Problem to solve =
The entries below are to be repeated exactly as they stand.

(Dataset entries)
• • • • • • •

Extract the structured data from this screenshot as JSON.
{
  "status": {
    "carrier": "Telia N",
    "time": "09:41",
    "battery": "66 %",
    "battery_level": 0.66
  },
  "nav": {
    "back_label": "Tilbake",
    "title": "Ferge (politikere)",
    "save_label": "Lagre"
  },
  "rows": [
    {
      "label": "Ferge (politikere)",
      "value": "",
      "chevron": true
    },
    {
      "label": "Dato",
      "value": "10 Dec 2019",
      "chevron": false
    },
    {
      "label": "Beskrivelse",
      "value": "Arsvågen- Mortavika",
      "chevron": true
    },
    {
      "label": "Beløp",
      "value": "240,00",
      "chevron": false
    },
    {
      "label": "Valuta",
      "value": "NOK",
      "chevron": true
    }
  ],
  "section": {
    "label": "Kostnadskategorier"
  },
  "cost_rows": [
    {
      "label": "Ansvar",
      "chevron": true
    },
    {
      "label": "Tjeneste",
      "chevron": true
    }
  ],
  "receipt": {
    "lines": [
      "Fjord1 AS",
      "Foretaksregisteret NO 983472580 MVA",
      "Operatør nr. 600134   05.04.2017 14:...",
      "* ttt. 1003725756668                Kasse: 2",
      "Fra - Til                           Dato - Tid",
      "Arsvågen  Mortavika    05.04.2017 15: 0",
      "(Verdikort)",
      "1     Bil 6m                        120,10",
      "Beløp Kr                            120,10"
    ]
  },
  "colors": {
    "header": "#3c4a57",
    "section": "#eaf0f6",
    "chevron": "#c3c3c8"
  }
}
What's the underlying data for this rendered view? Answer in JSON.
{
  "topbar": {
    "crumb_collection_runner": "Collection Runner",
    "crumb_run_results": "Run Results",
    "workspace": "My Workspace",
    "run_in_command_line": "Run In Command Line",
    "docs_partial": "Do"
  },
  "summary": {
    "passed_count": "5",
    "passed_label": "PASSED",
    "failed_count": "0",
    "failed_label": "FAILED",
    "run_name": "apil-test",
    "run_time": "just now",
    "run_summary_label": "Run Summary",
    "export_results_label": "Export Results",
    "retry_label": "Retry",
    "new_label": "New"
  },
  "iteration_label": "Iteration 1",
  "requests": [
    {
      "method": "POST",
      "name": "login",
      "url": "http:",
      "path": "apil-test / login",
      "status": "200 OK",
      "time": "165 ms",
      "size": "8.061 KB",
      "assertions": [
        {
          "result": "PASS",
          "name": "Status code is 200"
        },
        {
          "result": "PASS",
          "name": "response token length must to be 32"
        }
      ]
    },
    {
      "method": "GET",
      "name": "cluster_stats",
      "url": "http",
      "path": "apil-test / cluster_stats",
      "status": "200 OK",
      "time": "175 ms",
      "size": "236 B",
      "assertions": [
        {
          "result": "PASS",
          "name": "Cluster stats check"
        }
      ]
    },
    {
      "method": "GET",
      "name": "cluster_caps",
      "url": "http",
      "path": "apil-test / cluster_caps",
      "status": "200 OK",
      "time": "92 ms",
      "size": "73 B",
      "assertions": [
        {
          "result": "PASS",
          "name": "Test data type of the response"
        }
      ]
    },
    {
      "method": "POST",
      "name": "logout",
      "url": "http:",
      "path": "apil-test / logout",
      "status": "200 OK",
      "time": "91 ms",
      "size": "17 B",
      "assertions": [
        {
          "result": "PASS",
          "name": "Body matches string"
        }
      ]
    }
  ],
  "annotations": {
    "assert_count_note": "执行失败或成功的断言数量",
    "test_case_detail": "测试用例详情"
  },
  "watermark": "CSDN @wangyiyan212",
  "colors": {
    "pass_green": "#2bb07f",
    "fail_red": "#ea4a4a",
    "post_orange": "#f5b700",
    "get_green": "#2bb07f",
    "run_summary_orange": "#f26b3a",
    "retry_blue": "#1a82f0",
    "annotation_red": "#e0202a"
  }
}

• • • • • • •

Exercise answer =
Extract the structured data from this screenshot as JSON.
{
  "status": {
    "carrier": "Telia N",
    "time": "09:41",
    "battery": "66 %",
    "battery_level": 0.66
  },
  "nav": {
    "back_label": "Tilbake",
    "title": "Ferge (politikere)",
    "save_label": "Lagre"
  },
  "rows": [
    {
      "label": "Ferge (politikere)",
      "value": "",
      "chevron": true
    },
    {
      "label": "Dato",
      "value": "10 Dec 2019",
      "chevron": false
    },
    {
      "label": "Beskrivelse",
      "value": "Arsvågen- Mortavika",
      "chevron": true
    },
    {
      "label": "Beløp",
      "value": "240,00",
      "chevron": false
    },
    {
      "label": "Valuta",
      "value": "NOK",
      "chevron": true
    }
  ],
  "section": {
    "label": "Kostnadskategorier"
  },
  "cost_rows": [
    {
      "label": "Ansvar",
      "chevron": true
    },
    {
      "label": "Tjeneste",
      "chevron": true
    }
  ],
  "receipt": {
    "lines": [
      "Fjord1 AS",
      "Foretaksregisteret NO 983472580 MVA",
      "Operatør nr. 600134   05.04.2017 14:...",
      "* ttt. 1003725756668                Kasse: 2",
      "Fra - Til                           Dato - Tid",
      "Arsvågen  Mortavika    05.04.2017 15: 0",
      "(Verdikort)",
      "1     Bil 6m                        120,10",
      "Beløp Kr                            120,10"
    ]
  },
  "colors": {
    "header": "#3c4a57",
    "section": "#eaf0f6",
    "chevron": "#c3c3c8"
  }
}
What's the underlying data for this rendered view? Answer in JSON.
{
  "topbar": {
    "crumb_collection_runner": "Collection Runner",
    "crumb_run_results": "Run Results",
    "workspace": "My Workspace",
    "run_in_command_line": "Run In Command Line",
    "docs_partial": "Do"
  },
  "summary": {
    "passed_count": "5",
    "passed_label": "PASSED",
    "failed_count": "0",
    "failed_label": "FAILED",
    "run_name": "apil-test",
    "run_time": "just now",
    "run_summary_label": "Run Summary",
    "export_results_label": "Export Results",
    "retry_label": "Retry",
    "new_label": "New"
  },
  "iteration_label": "Iteration 1",
  "requests": [
    {
      "method": "POST",
      "name": "login",
      "url": "http:",
      "path": "apil-test / login",
      "status": "200 OK",
      "time": "165 ms",
      "size": "8.061 KB",
      "assertions": [
        {
          "result": "PASS",
          "name": "Status code is 200"
        },
        {
          "result": "PASS",
          "name": "response token length must to be 32"
        }
      ]
    },
    {
      "method": "GET",
      "name": "cluster_stats",
      "url": "http",
      "path": "apil-test / cluster_stats",
      "status": "200 OK",
      "time": "175 ms",
      "size": "236 B",
      "assertions": [
        {
          "result": "PASS",
          "name": "Cluster stats check"
        }
      ]
    },
    {
      "method": "GET",
      "name": "cluster_caps",
      "url": "http",
      "path": "apil-test / cluster_caps",
      "status": "200 OK",
      "time": "92 ms",
      "size": "73 B",
      "assertions": [
        {
          "result": "PASS",
          "name": "Test data type of the response"
        }
      ]
    },
    {
      "method": "POST",
      "name": "logout",
      "url": "http:",
      "path": "apil-test / logout",
      "status": "200 OK",
      "time": "91 ms",
      "size": "17 B",
      "assertions": [
        {
          "result": "PASS",
          "name": "Body matches string"
        }
      ]
    }
  ],
  "annotations": {
    "assert_count_note": "执行失败或成功的断言数量",
    "test_case_detail": "测试用例详情"
  },
  "watermark": "CSDN @wangyiyan212",
  "colors": {
    "pass_green": "#2bb07f",
    "fail_red": "#ea4a4a",
    "post_orange": "#f5b700",
    "get_green": "#2bb07f",
    "run_summary_orange": "#f26b3a",
    "retry_blue": "#1a82f0",
    "annotation_red": "#e0202a"
  }
}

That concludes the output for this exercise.